In how many lines of the data does the word "فطرت" appear? Give the number by itself.

[begin Dataset excerpts]

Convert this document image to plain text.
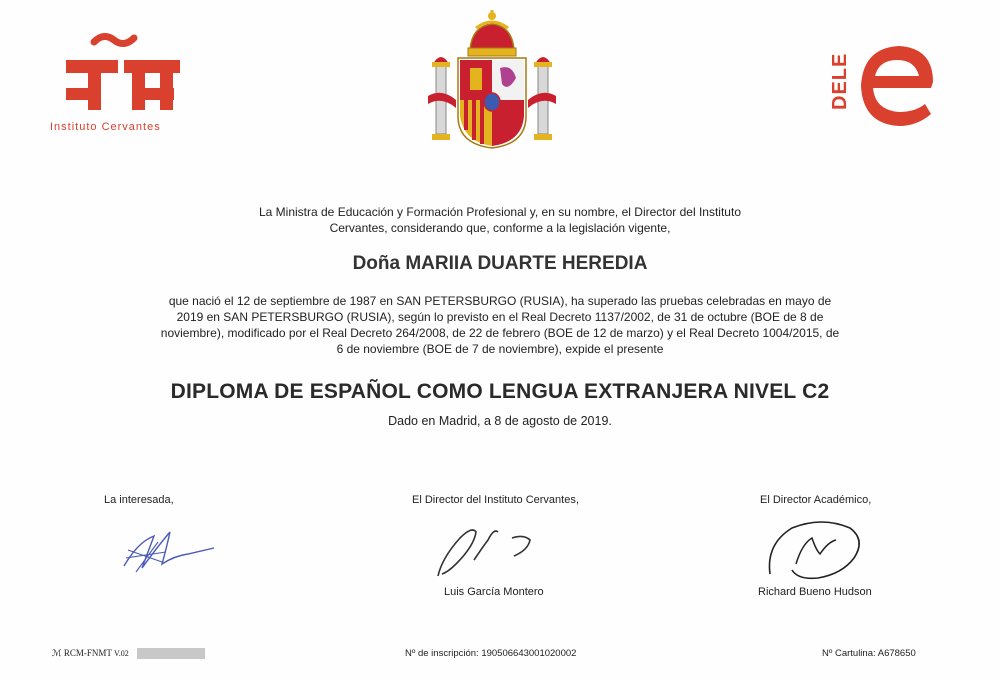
Instituto Cervantes
DELE

La Ministra de Educación y Formación Profesional y, en su nombre, el Director del Instituto

Cervantes, considerando que, conforme a la legislación vigente,

Doña MARIIA DUARTE HEREDIA

que nació el 12 de septiembre de 1987 en SAN PETERSBURGO (RUSIA), ha superado las pruebas celebradas en mayo de

2019 en SAN PETERSBURGO (RUSIA), según lo previsto en el Real Decreto 1137/2002, de 31 de octubre (BOE de 8 de

noviembre), modificado por el Real Decreto 264/2008, de 22 de febrero (BOE de 12 de marzo) y el Real Decreto 1004/2015, de

6 de noviembre (BOE de 7 de noviembre), expide el presente

DIPLOMA DE ESPAÑOL COMO LENGUA EXTRANJERA NIVEL C2
Dado en Madrid, a 8 de agosto de 2019.
La interesada,	El Director del Instituto Cervantes,
Luis García Montero
El Director Académico,
Richard Bueno Hudson
ℳ RCM-FNMT V.02	Nº de inscripción: 190506643001020002	Nº Cartulina: A678650
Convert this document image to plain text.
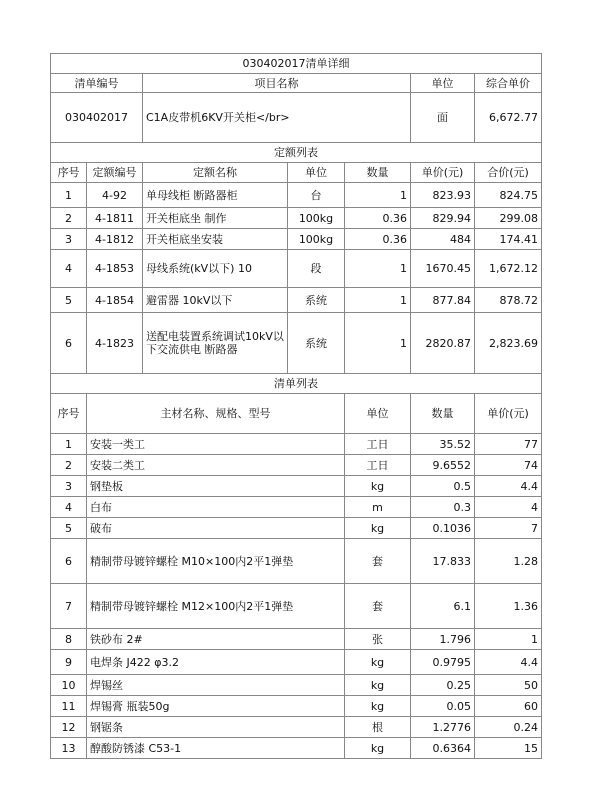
030402017清单详细							
清单编号		项目名称			单位	综合单价	
030402017		C1A皮带机6KV开关柜</br>			面	6,672.77	
定额列表							
序号	定额编号	定额名称	单位	数量	单价(元)	合价(元)	
1	4-92	单母线柜 断路器柜	台	1	823.93	824.75	
2	4-1811	开关柜底坐 制作	100kg	0.36	829.94	299.08	
3	4-1812	开关柜底坐安装	100kg	0.36	484	174.41	
4	4-1853	母线系统(kV以下) 10	段	1	1670.45	1,672.12	
5	4-1854	避雷器 10kV以下	系统	1	877.84	878.72	
6	4-1823	送配电装置系统调试10kV以下交流供电 断路器	系统	1	2820.87	2,823.69	
清单列表							
序号	主材名称、规格、型号			单位	数量	单价(元)	
1	安装一类工			工日	35.52	77	
2	安装二类工			工日	9.6552	74	
3	钢垫板			kg	0.5	4.4	
4	白布			m	0.3	4	
5	破布			kg	0.1036	7	
6	精制带母镀锌螺栓 M10×100内2平1弹垫			套	17.833	1.28	
7	精制带母镀锌螺栓 M12×100内2平1弹垫			套	6.1	1.36	
8	铁砂布 2#			张	1.796	1	
9	电焊条 J422 φ3.2			kg	0.9795	4.4	
10	焊锡丝			kg	0.25	50	
11	焊锡膏 瓶装50g			kg	0.05	60	
12	钢锯条			根	1.2776	0.24	
13	醇酸防锈漆 C53-1			kg	0.6364	15	
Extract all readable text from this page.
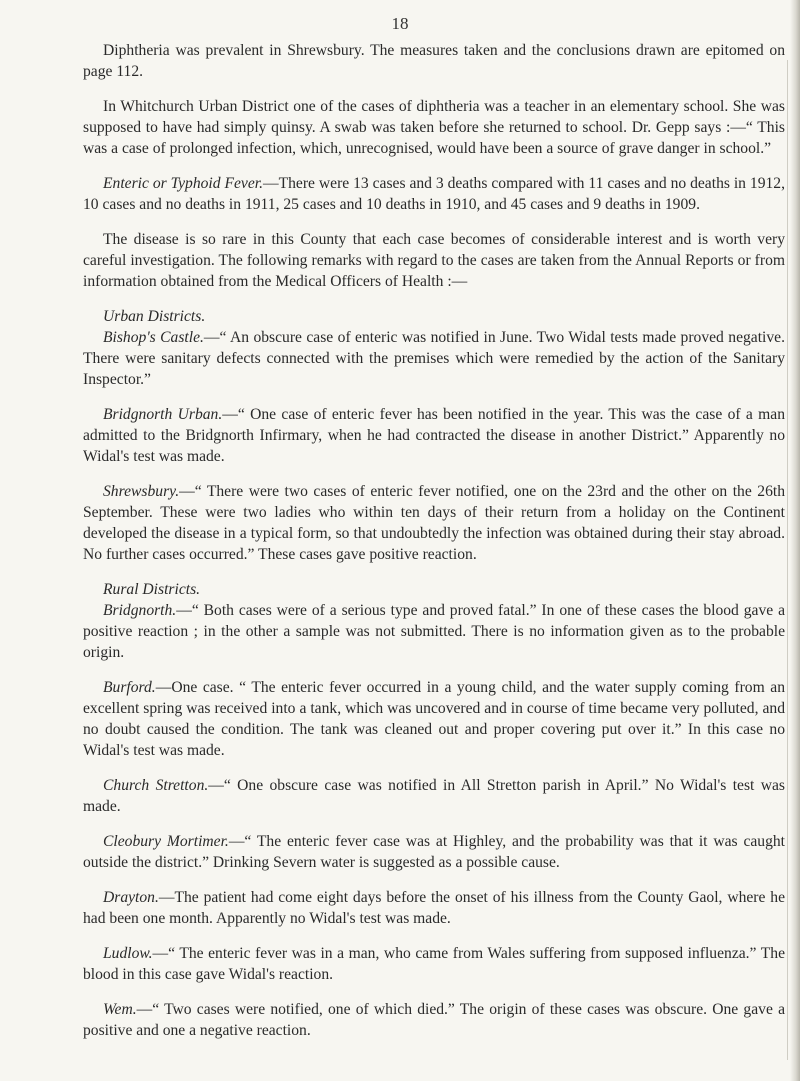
18

Diphtheria was prevalent in Shrewsbury. The measures taken and the conclusions drawn are epitomed on page 112.

In Whitchurch Urban District one of the cases of diphtheria was a teacher in an elementary school. She was supposed to have had simply quinsy. A swab was taken before she returned to school. Dr. Gepp says :—“ This was a case of prolonged infection, which, unrecognised, would have been a source of grave danger in school.”

Enteric or Typhoid Fever.—There were 13 cases and 3 deaths compared with 11 cases and no deaths in 1912, 10 cases and no deaths in 1911, 25 cases and 10 deaths in 1910, and 45 cases and 9 deaths in 1909.

The disease is so rare in this County that each case becomes of considerable interest and is worth very careful investigation. The following remarks with regard to the cases are taken from the Annual Reports or from information obtained from the Medical Officers of Health :—

Urban Districts.

Bishop's Castle.—“ An obscure case of enteric was notified in June. Two Widal tests made proved negative. There were sanitary defects connected with the premises which were remedied by the action of the Sanitary Inspector.”

Bridgnorth Urban.—“ One case of enteric fever has been notified in the year. This was the case of a man admitted to the Bridgnorth Infirmary, when he had contracted the disease in another District.” Apparently no Widal's test was made.

Shrewsbury.—“ There were two cases of enteric fever notified, one on the 23rd and the other on the 26th September. These were two ladies who within ten days of their return from a holiday on the Continent developed the disease in a typical form, so that undoubtedly the infection was obtained during their stay abroad. No further cases occurred.” These cases gave positive reaction.

Rural Districts.

Bridgnorth.—“ Both cases were of a serious type and proved fatal.” In one of these cases the blood gave a positive reaction ; in the other a sample was not submitted. There is no information given as to the probable origin.

Burford.—One case. “ The enteric fever occurred in a young child, and the water supply coming from an excellent spring was received into a tank, which was uncovered and in course of time became very polluted, and no doubt caused the condition. The tank was cleaned out and proper covering put over it.” In this case no Widal's test was made.

Church Stretton.—“ One obscure case was notified in All Stretton parish in April.” No Widal's test was made.

Cleobury Mortimer.—“ The enteric fever case was at Highley, and the probability was that it was caught outside the district.” Drinking Severn water is suggested as a possible cause.

Drayton.—The patient had come eight days before the onset of his illness from the County Gaol, where he had been one month. Apparently no Widal's test was made.

Ludlow.—“ The enteric fever was in a man, who came from Wales suffering from supposed influenza.” The blood in this case gave Widal's reaction.

Wem.—“ Two cases were notified, one of which died.” The origin of these cases was obscure. One gave a positive and one a negative reaction.
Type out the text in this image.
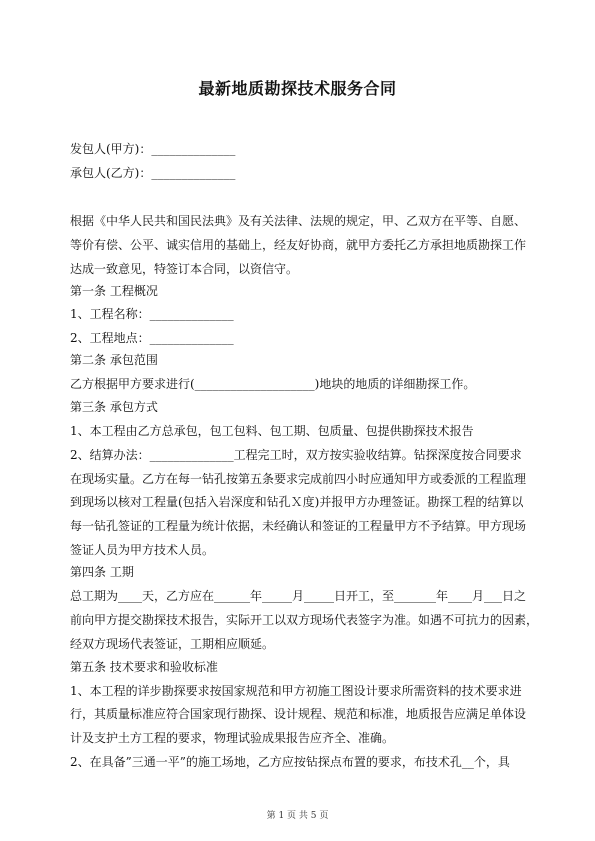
最新地质勘探技术服务合同
发包人(甲方)：______________
承包人(乙方)：______________
根据《中华人民共和国民法典》及有关法律、法规的规定，甲、乙双方在平等、自愿、
等价有偿、公平、诚实信用的基础上，经友好协商，就甲方委托乙方承担地质勘探工作
达成一致意见，特签订本合同，以资信守。
第一条 工程概况
1、工程名称：______________
2、工程地点：______________
第二条 承包范围
乙方根据甲方要求进行(____________________)地块的地质的详细勘探工作。
第三条 承包方式
1、本工程由乙方总承包，包工包料、包工期、包质量、包提供勘探技术报告
2、结算办法：______________工程完工时，双方按实验收结算。钻探深度按合同要求
在现场实量。乙方在每一钻孔按第五条要求完成前四小时应通知甲方或委派的工程监理
到现场以核对工程量(包括入岩深度和钻孔Ｘ度)并报甲方办理签证。勘探工程的结算以
每一钻孔签证的工程量为统计依据，未经确认和签证的工程量甲方不予结算。甲方现场
签证人员为甲方技术人员。
第四条 工期
总工期为____天，乙方应在______年_____月_____日开工，至_______年____月___日之
前向甲方提交勘探技术报告，实际开工以双方现场代表签字为准。如遇不可抗力的因素，
经双方现场代表签证，工期相应顺延。
第五条 技术要求和验收标准
1、本工程的详步勘探要求按国家规范和甲方初施工图设计要求所需资料的技术要求进
行，其质量标准应符合国家现行勘探、设计规程、规范和标准，地质报告应满足单体设
计及支护土方工程的要求，物理试验成果报告应齐全、准确。
2、在具备”三通一平”的施工场地，乙方应按钻探点布置的要求，布技术孔__个，具
第 1 页 共 5 页
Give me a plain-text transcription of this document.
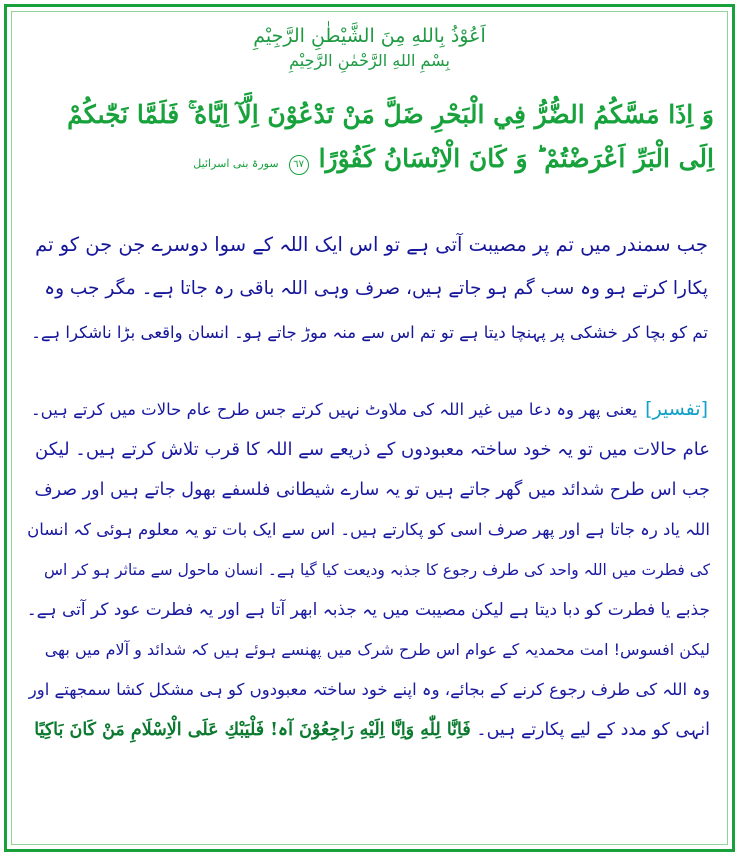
اَعُوْذُ بِاللهِ مِنَ الشَّيْطٰنِ الرَّجِيْمِ
بِسْمِ اللهِ الرَّحْمٰنِ الرَّحِيْمِ
وَ اِذَا مَسَّكُمُ الضُّرُّ فِي الْبَحْرِ ضَلَّ مَنْ تَدْعُوْنَ اِلَّآ اِيَّاهُ ۚ فَلَمَّا نَجّٰىكُمْ
اِلَى الْبَرِّ اَعْرَضْتُمْ ؕ وَ كَانَ الْاِنْسَانُ كَفُوْرًا
٦٧
سورۃ بنی اسرائیل
جب سمندر میں تم پر مصیبت آتی ہے تو اس ایک اللہ کے سوا دوسرے جن جن کو تم
پکارا کرتے ہو وہ سب گم ہو جاتے ہیں، صرف وہی اللہ باقی رہ جاتا ہے۔ مگر جب وہ
تم کو بچا کر خشکی پر پہنچا دیتا ہے تو تم اس سے منہ موڑ جاتے ہو۔ انسان واقعی بڑا ناشکرا ہے۔
[تفسیر]یعنی پھر وہ دعا میں غیر اللہ کی ملاوٹ نہیں کرتے جس طرح عام حالات میں کرتے ہیں۔
عام حالات میں تو یہ خود ساختہ معبودوں کے ذریعے سے اللہ کا قرب تلاش کرتے ہیں۔ لیکن
جب اس طرح شدائد میں گھر جاتے ہیں تو یہ سارے شیطانی فلسفے بھول جاتے ہیں اور صرف
اللہ یاد رہ جاتا ہے اور پھر صرف اسی کو پکارتے ہیں۔ اس سے ایک بات تو یہ معلوم ہوئی کہ انسان
کی فطرت میں اللہ واحد کی طرف رجوع کا جذبہ ودیعت کیا گیا ہے۔ انسان ماحول سے متاثر ہو کر اس
جذبے یا فطرت کو دبا دیتا ہے لیکن مصیبت میں یہ جذبہ ابھر آتا ہے اور یہ فطرت عود کر آتی ہے۔
لیکن افسوس! امت محمدیہ کے عوام اس طرح شرک میں پھنسے ہوئے ہیں کہ شدائد و آلام میں بھی
وہ اللہ کی طرف رجوع کرنے کے بجائے، وہ اپنے خود ساختہ معبودوں کو ہی مشکل کشا سمجھتے اور
انہی کو مدد کے لیے پکارتے ہیں۔ فَاِنَّا لِلّٰهِ وَاِنَّا اِلَيْهِ رَاجِعُوْنَ آہ! فَلْيَبْكِ عَلَى الْاِسْلَامِ مَنْ كَانَ بَاكِيًا
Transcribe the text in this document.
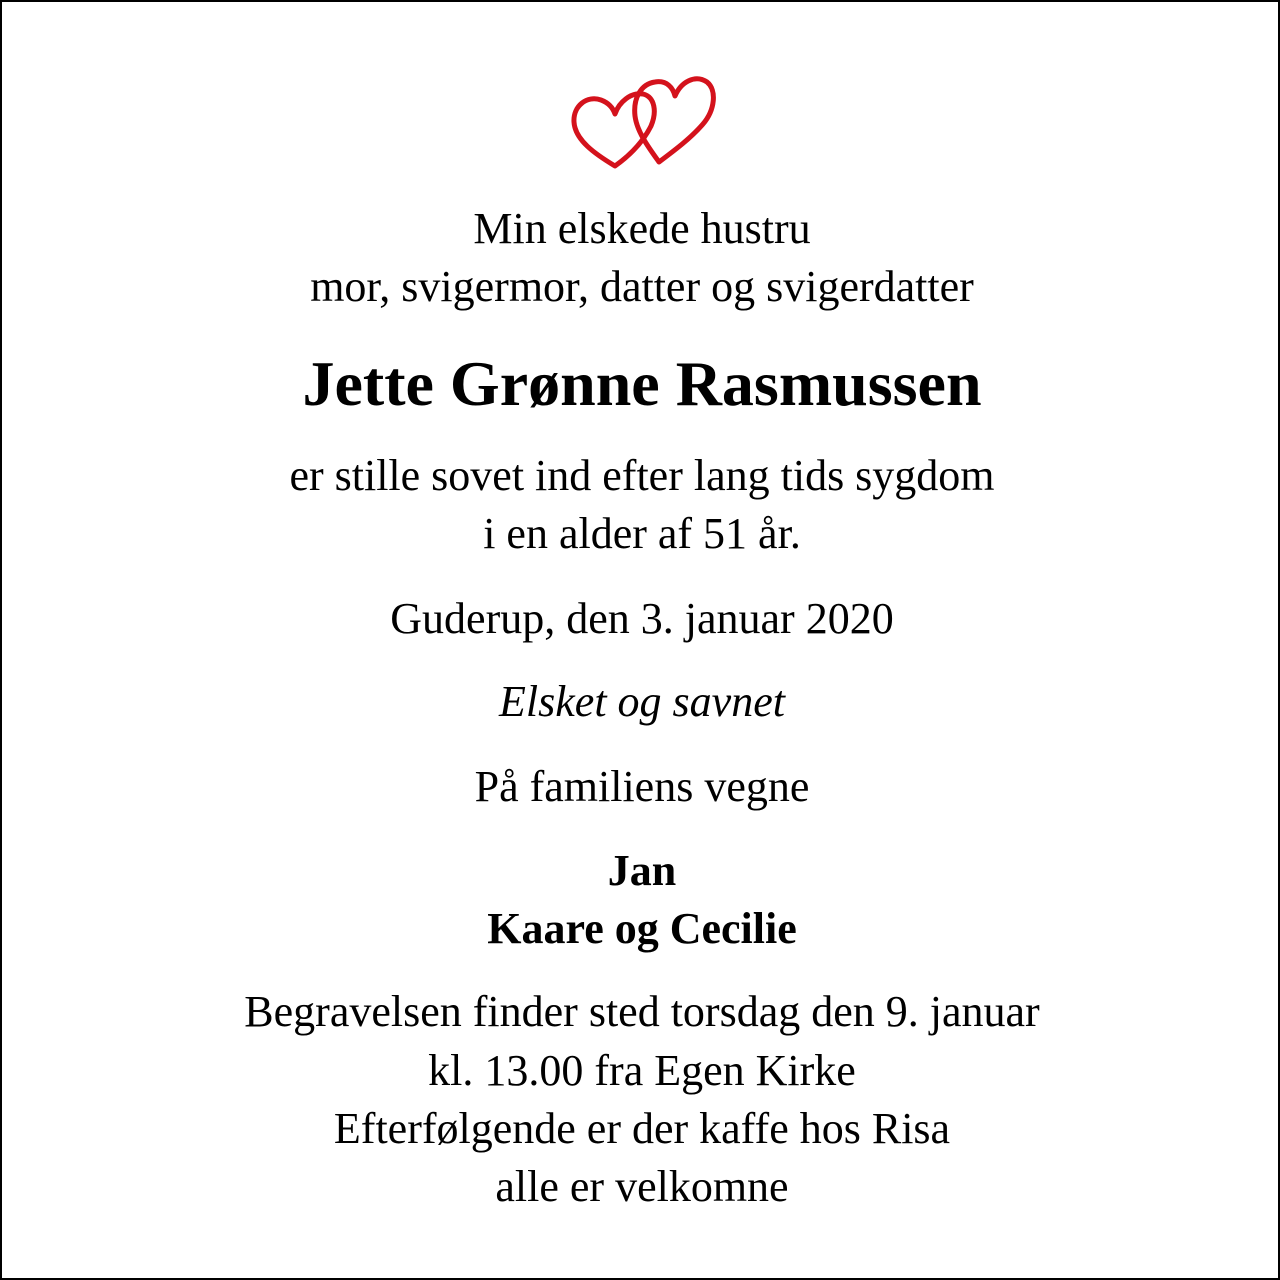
Min elskede hustru

mor, svigermor, datter og svigerdatter

Jette Grønne Rasmussen

er stille sovet ind efter lang tids sygdom

i en alder af 51 år.

Guderup, den 3. januar 2020

Elsket og savnet

På familiens vegne

Jan

Kaare og Cecilie

Begravelsen finder sted torsdag den 9. januar

kl. 13.00 fra Egen Kirke

Efterfølgende er der kaffe hos Risa

alle er velkomne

[end Dataset excerpts]

__Written solution__.
2